- [Task brief]: State only how many lines contain the string "کشور".

- [Extracted data entries]:

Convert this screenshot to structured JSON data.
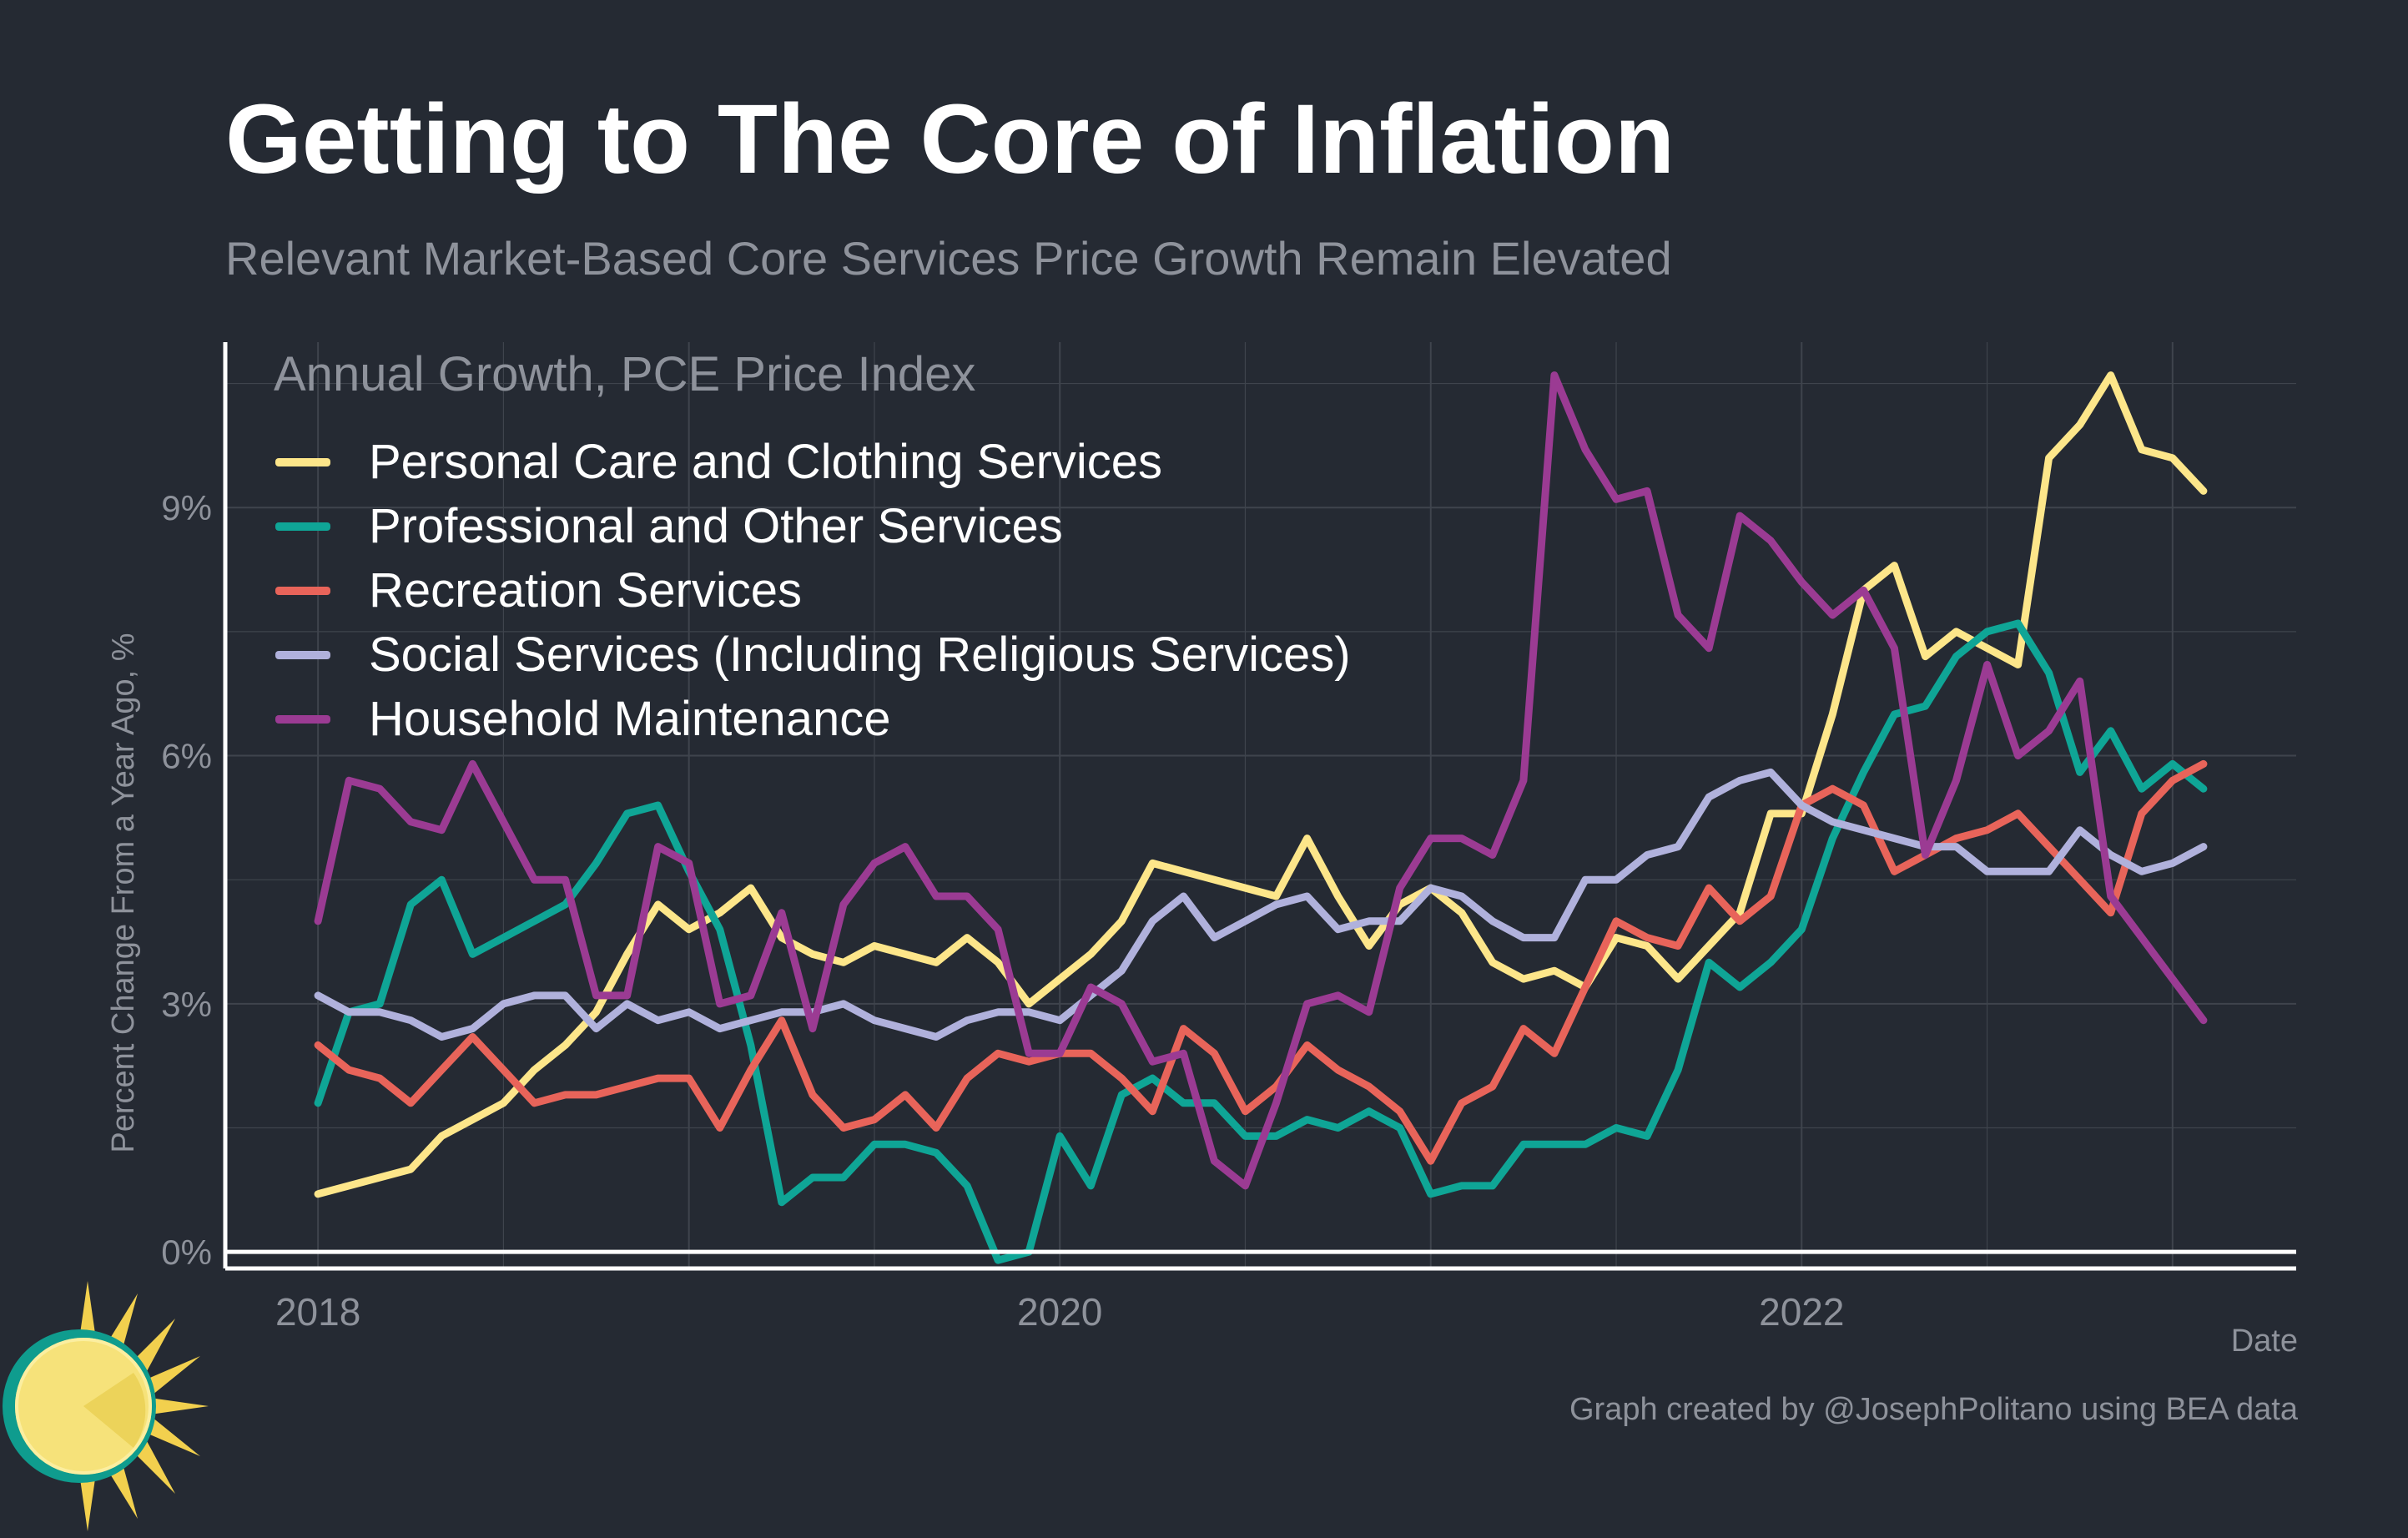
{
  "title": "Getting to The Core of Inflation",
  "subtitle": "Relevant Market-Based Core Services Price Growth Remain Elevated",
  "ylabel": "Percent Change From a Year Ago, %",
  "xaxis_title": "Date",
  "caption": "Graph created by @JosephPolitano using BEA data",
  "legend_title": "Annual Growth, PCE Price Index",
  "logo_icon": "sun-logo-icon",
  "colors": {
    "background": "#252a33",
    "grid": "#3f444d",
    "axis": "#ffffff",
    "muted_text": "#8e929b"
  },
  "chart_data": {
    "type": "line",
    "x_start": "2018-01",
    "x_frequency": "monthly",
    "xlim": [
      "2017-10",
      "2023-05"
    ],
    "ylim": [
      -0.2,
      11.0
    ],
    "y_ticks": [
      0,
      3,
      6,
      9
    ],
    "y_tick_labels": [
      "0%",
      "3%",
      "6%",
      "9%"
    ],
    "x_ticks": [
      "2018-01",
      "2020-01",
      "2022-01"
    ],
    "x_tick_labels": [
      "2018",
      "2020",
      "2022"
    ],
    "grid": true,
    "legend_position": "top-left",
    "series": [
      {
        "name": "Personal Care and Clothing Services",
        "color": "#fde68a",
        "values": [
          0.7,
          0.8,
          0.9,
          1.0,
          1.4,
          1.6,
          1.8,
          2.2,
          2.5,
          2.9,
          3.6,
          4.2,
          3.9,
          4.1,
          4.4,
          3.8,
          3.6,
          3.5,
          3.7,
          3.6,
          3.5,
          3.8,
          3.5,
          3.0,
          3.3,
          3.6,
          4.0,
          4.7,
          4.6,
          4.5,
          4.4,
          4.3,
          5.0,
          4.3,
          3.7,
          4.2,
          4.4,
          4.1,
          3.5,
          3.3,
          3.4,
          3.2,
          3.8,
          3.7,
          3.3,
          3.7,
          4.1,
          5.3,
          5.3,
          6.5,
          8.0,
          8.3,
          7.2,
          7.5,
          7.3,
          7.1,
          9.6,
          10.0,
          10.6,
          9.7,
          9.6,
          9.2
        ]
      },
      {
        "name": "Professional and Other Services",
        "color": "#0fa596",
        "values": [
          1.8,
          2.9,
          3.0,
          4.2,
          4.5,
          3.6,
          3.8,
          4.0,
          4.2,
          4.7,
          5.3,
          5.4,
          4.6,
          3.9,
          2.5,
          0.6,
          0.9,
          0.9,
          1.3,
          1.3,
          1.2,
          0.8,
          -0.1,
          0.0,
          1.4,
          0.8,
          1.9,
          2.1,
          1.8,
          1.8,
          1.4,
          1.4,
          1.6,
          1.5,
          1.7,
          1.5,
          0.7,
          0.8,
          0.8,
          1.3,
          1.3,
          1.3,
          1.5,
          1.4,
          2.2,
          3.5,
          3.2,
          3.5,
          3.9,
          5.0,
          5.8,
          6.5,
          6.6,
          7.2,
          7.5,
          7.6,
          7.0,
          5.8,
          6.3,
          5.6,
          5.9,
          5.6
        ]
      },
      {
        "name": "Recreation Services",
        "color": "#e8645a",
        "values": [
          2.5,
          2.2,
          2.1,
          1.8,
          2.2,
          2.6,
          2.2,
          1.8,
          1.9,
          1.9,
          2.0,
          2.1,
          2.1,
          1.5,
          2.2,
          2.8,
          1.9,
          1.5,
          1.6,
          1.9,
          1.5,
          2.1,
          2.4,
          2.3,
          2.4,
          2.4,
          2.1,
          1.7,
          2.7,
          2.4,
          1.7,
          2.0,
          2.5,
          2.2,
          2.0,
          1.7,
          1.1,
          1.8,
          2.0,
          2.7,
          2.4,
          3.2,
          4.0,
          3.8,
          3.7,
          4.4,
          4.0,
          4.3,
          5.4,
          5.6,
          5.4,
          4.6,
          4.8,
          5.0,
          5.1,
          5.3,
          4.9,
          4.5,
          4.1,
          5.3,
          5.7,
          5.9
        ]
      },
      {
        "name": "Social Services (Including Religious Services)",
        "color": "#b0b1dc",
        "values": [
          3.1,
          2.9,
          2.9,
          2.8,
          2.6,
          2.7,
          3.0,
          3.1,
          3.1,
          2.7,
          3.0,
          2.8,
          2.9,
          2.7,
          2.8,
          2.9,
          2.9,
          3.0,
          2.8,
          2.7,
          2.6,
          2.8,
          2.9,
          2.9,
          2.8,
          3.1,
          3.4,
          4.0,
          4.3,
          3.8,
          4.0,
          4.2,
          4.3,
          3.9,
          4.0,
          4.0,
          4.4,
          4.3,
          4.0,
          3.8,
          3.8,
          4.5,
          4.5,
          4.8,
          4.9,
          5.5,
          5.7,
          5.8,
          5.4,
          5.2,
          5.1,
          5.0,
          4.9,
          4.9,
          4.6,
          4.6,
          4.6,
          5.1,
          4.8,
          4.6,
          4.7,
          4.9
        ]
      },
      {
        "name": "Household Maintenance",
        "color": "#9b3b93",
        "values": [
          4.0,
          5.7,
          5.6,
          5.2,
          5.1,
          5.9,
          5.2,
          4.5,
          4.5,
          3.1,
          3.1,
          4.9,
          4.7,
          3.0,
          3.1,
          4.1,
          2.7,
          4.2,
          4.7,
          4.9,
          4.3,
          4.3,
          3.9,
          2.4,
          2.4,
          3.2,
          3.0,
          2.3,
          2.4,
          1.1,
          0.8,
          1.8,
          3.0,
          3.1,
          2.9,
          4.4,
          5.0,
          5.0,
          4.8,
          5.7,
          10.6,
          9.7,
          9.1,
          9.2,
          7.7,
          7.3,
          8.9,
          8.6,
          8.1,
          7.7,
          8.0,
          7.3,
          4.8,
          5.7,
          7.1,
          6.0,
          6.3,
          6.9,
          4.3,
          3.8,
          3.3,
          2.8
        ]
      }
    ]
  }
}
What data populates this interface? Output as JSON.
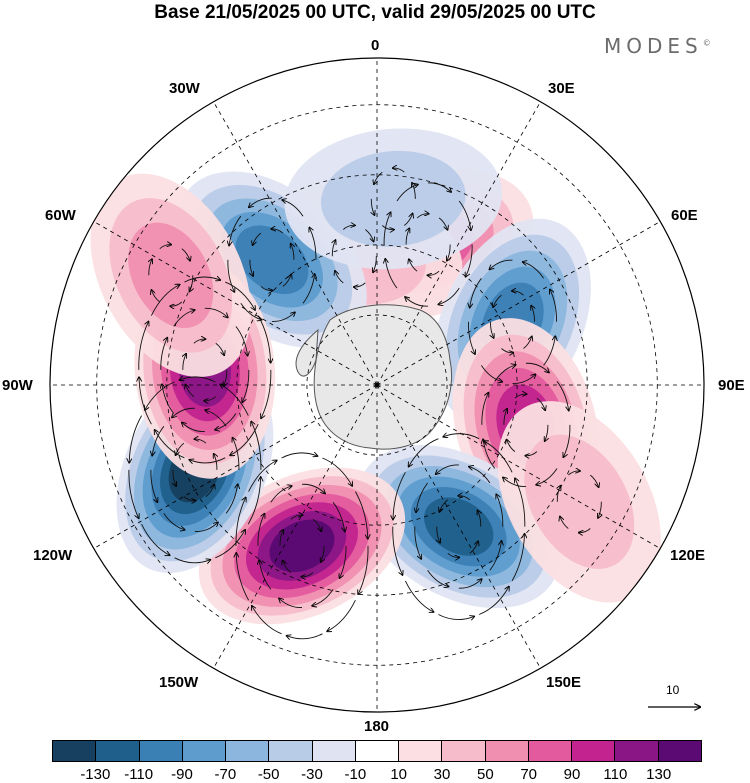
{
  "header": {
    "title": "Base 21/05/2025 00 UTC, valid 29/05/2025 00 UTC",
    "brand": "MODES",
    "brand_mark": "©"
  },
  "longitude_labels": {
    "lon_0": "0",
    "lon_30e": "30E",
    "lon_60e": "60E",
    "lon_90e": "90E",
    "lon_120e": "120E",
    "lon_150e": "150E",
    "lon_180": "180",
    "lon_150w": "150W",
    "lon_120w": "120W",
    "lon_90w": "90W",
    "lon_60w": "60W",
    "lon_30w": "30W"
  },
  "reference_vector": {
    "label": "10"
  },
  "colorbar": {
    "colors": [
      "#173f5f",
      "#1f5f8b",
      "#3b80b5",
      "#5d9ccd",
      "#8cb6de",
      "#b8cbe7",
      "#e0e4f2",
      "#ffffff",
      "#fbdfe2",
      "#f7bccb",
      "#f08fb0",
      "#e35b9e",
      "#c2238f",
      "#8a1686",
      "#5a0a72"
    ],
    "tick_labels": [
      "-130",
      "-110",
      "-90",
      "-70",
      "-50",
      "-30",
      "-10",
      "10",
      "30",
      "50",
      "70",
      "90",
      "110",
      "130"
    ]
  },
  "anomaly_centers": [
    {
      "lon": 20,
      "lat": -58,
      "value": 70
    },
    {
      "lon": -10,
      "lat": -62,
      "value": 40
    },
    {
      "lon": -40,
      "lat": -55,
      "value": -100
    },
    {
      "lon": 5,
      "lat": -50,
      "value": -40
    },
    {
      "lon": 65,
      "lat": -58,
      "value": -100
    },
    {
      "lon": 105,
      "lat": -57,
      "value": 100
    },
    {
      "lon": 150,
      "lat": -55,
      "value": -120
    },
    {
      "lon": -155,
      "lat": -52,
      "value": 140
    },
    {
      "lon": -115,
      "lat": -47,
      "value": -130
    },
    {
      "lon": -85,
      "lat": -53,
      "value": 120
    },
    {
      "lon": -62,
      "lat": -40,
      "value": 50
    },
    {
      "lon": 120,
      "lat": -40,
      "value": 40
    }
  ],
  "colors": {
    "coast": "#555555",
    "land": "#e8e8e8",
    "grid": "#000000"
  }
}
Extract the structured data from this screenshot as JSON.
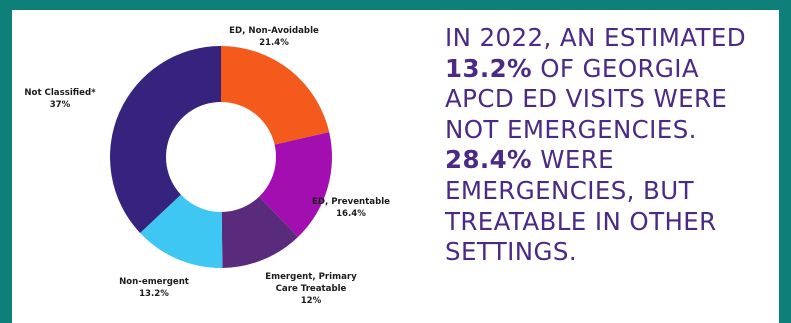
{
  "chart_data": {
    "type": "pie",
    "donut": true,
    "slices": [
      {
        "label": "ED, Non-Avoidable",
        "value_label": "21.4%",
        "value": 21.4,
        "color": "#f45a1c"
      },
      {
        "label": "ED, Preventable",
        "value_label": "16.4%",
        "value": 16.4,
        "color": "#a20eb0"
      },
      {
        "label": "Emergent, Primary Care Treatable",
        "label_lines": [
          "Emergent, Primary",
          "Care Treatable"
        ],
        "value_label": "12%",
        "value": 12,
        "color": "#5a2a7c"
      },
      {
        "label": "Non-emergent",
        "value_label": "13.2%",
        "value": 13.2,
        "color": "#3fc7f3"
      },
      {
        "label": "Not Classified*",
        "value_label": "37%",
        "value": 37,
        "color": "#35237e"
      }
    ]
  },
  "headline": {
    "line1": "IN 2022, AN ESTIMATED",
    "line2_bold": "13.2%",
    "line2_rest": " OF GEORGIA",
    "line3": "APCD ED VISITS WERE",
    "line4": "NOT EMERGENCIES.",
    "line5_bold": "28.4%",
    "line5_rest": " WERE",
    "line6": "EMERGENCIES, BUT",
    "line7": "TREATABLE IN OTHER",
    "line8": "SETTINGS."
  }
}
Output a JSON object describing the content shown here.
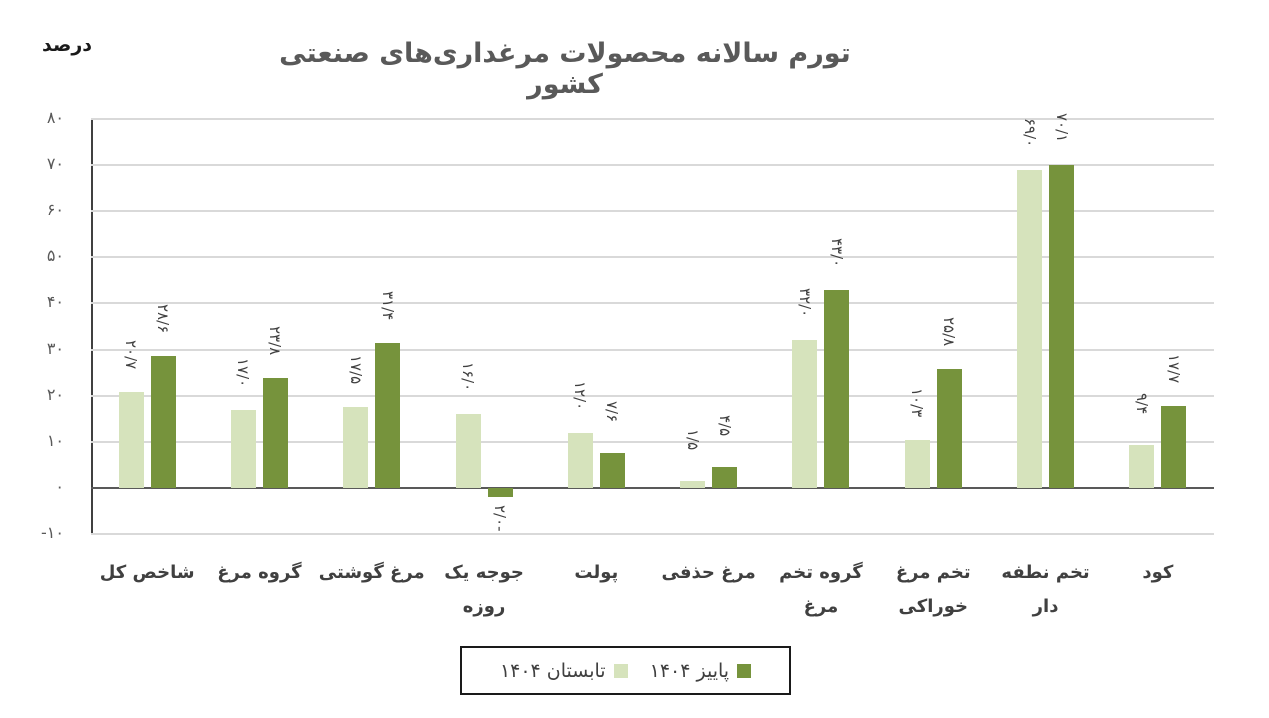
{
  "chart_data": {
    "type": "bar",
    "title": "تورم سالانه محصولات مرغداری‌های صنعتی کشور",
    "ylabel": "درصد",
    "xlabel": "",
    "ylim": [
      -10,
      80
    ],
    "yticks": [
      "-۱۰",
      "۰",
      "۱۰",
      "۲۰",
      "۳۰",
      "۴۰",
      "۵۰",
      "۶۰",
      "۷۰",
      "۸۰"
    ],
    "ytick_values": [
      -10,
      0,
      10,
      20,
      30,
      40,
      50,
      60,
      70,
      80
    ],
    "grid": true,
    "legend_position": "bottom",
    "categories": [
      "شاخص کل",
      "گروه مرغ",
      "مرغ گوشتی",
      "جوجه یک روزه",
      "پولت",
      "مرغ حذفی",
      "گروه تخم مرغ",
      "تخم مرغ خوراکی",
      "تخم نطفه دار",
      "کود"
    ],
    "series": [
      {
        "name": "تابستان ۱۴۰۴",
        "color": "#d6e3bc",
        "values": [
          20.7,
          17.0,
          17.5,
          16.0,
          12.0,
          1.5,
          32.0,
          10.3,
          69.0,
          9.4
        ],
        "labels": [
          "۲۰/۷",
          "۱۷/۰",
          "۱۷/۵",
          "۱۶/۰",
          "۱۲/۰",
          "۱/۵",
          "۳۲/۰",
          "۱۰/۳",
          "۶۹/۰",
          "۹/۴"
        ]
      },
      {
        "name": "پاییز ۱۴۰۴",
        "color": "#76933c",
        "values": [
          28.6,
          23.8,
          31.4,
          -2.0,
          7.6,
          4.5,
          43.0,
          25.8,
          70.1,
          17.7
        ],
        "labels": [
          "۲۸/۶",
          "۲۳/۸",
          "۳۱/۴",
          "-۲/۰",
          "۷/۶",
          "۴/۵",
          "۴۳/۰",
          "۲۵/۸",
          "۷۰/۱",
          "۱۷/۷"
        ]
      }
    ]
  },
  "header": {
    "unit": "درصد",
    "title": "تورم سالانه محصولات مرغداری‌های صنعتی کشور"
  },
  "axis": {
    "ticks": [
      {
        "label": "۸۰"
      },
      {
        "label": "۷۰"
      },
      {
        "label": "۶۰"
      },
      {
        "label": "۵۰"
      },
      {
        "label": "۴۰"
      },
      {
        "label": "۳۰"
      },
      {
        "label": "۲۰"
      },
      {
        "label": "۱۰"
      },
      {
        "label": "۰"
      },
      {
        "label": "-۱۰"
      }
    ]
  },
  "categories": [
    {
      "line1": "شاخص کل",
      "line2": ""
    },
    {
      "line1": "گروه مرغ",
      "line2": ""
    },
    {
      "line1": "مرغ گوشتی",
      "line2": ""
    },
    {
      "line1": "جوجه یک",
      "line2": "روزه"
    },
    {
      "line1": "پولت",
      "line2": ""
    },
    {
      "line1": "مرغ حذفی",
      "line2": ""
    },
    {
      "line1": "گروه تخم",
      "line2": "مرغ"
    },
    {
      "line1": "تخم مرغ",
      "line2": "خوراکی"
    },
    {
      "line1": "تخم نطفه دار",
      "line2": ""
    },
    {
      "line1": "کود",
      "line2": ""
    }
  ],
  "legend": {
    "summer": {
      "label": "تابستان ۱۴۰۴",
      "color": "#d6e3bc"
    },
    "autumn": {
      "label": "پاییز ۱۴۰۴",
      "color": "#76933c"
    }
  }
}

- [The output]: 2